[START Excerpted data]

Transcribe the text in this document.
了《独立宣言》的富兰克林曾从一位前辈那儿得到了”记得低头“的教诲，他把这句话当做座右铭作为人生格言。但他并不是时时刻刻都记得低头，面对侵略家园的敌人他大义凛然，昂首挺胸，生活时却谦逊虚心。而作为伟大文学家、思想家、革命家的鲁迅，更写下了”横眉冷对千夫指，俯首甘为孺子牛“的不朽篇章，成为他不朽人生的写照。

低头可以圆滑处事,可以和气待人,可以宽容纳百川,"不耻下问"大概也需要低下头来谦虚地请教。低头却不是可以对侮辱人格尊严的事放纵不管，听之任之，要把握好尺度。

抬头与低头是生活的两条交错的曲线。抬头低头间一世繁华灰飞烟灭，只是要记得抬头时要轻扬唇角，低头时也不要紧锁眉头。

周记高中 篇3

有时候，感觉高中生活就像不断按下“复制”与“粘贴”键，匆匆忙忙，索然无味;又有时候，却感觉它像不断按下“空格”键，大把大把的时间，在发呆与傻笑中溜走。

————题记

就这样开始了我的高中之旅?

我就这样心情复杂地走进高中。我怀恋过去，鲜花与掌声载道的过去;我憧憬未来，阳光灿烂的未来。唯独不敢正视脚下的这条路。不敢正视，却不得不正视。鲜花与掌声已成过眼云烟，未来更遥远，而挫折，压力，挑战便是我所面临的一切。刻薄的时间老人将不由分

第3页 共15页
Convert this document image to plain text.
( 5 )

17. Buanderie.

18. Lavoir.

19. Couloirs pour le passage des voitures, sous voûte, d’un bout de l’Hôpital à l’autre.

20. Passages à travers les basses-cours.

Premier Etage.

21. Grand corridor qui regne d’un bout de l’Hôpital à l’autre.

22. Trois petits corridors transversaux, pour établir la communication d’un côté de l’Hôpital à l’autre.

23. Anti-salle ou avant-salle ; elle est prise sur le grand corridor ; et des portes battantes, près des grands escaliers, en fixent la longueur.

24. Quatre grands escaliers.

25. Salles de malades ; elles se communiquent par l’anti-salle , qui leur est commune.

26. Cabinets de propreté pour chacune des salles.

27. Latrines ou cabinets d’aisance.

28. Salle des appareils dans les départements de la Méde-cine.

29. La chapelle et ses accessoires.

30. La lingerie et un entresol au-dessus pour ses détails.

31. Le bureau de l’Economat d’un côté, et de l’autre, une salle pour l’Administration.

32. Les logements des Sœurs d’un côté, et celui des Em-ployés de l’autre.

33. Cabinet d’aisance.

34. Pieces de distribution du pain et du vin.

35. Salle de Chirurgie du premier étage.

[END Excerpted data]

» **What is asked**: Write down the full listing again, exactly.

» **Expected answer**:
Transcribe the text in this document.
了《独立宣言》的富兰克林曾从一位前辈那儿得到了”记得低头“的教诲，他把这句话当做座右铭作为人生格言。但他并不是时时刻刻都记得低头，面对侵略家园的敌人他大义凛然，昂首挺胸，生活时却谦逊虚心。而作为伟大文学家、思想家、革命家的鲁迅，更写下了”横眉冷对千夫指，俯首甘为孺子牛“的不朽篇章，成为他不朽人生的写照。

低头可以圆滑处事,可以和气待人,可以宽容纳百川,"不耻下问"大概也需要低下头来谦虚地请教。低头却不是可以对侮辱人格尊严的事放纵不管，听之任之，要把握好尺度。

抬头与低头是生活的两条交错的曲线。抬头低头间一世繁华灰飞烟灭，只是要记得抬头时要轻扬唇角，低头时也不要紧锁眉头。

周记高中 篇3

有时候，感觉高中生活就像不断按下“复制”与“粘贴”键，匆匆忙忙，索然无味;又有时候，却感觉它像不断按下“空格”键，大把大把的时间，在发呆与傻笑中溜走。

————题记

就这样开始了我的高中之旅?

我就这样心情复杂地走进高中。我怀恋过去，鲜花与掌声载道的过去;我憧憬未来，阳光灿烂的未来。唯独不敢正视脚下的这条路。不敢正视，却不得不正视。鲜花与掌声已成过眼云烟，未来更遥远，而挫折，压力，挑战便是我所面临的一切。刻薄的时间老人将不由分

第3页 共15页
Convert this document image to plain text.
( 5 )

17. Buanderie.

18. Lavoir.

19. Couloirs pour le passage des voitures, sous voûte, d’un bout de l’Hôpital à l’autre.

20. Passages à travers les basses-cours.

Premier Etage.

21. Grand corridor qui regne d’un bout de l’Hôpital à l’autre.

22. Trois petits corridors transversaux, pour établir la communication d’un côté de l’Hôpital à l’autre.

23. Anti-salle ou avant-salle ; elle est prise sur le grand corridor ; et des portes battantes, près des grands escaliers, en fixent la longueur.

24. Quatre grands escaliers.

25. Salles de malades ; elles se communiquent par l’anti-salle , qui leur est commune.

26. Cabinets de propreté pour chacune des salles.

27. Latrines ou cabinets d’aisance.

28. Salle des appareils dans les départements de la Méde-cine.

29. La chapelle et ses accessoires.

30. La lingerie et un entresol au-dessus pour ses détails.

31. Le bureau de l’Economat d’un côté, et de l’autre, une salle pour l’Administration.

32. Les logements des Sœurs d’un côté, et celui des Em-ployés de l’autre.

33. Cabinet d’aisance.

34. Pieces de distribution du pain et du vin.

35. Salle de Chirurgie du premier étage.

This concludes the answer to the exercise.